Set the data down again, exactly as it reads, but without the pictures.

## BEGIN Data section

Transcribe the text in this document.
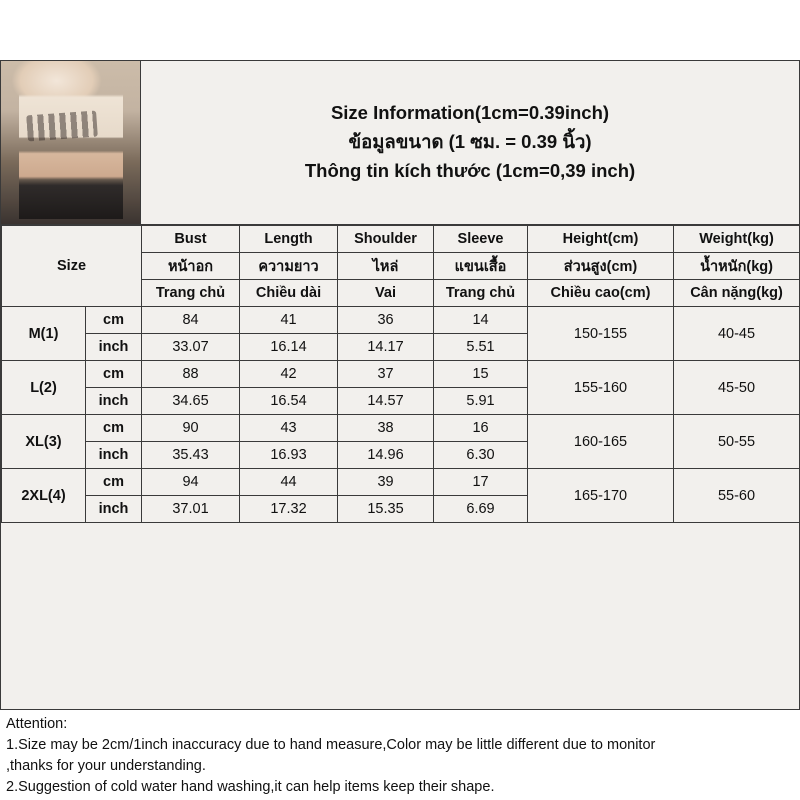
Size Information(1cm=0.39inch)
ข้อมูลขนาด (1 ซม. = 0.39 นิ้ว)
Thông tin kích thước (1cm=0,39 inch)
Size		Bust	Length	Shoulder	Sleeve	Height(cm)	Weight(kg)
		หน้าอก	ความยาว	ไหล่	แขนเสื้อ	ส่วนสูง(cm)	น้ำหนัก(kg)
		Trang chủ	Chiều dài	Vai	Trang chủ	Chiều cao(cm)	Cân nặng(kg)
M(1)	cm	84	41	36	14	150-155	40-45
	inch	33.07	16.14	14.17	5.51		
L(2)	cm	88	42	37	15	155-160	45-50
	inch	34.65	16.54	14.57	5.91		
XL(3)	cm	90	43	38	16	160-165	50-55
	inch	35.43	16.93	14.96	6.30		
2XL(4)	cm	94	44	39	17	165-170	55-60
	inch	37.01	17.32	15.35	6.69		
Attention:
1.Size may be 2cm/1inch inaccuracy due to hand measure,Color may be little different due to monitor
,thanks for your understanding.
2.Suggestion of cold water hand washing,it can help items keep their shape.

## END Data section

Reply to the exercise:
Transcribe the text in this document.
Size Information(1cm=0.39inch)
ข้อมูลขนาด (1 ซม. = 0.39 นิ้ว)
Thông tin kích thước (1cm=0,39 inch)
Size		Bust	Length	Shoulder	Sleeve	Height(cm)	Weight(kg)
		หน้าอก	ความยาว	ไหล่	แขนเสื้อ	ส่วนสูง(cm)	น้ำหนัก(kg)
		Trang chủ	Chiều dài	Vai	Trang chủ	Chiều cao(cm)	Cân nặng(kg)
M(1)	cm	84	41	36	14	150-155	40-45
	inch	33.07	16.14	14.17	5.51		
L(2)	cm	88	42	37	15	155-160	45-50
	inch	34.65	16.54	14.57	5.91		
XL(3)	cm	90	43	38	16	160-165	50-55
	inch	35.43	16.93	14.96	6.30		
2XL(4)	cm	94	44	39	17	165-170	55-60
	inch	37.01	17.32	15.35	6.69		
Attention:
1.Size may be 2cm/1inch inaccuracy due to hand measure,Color may be little different due to monitor
,thanks for your understanding.
2.Suggestion of cold water hand washing,it can help items keep their shape.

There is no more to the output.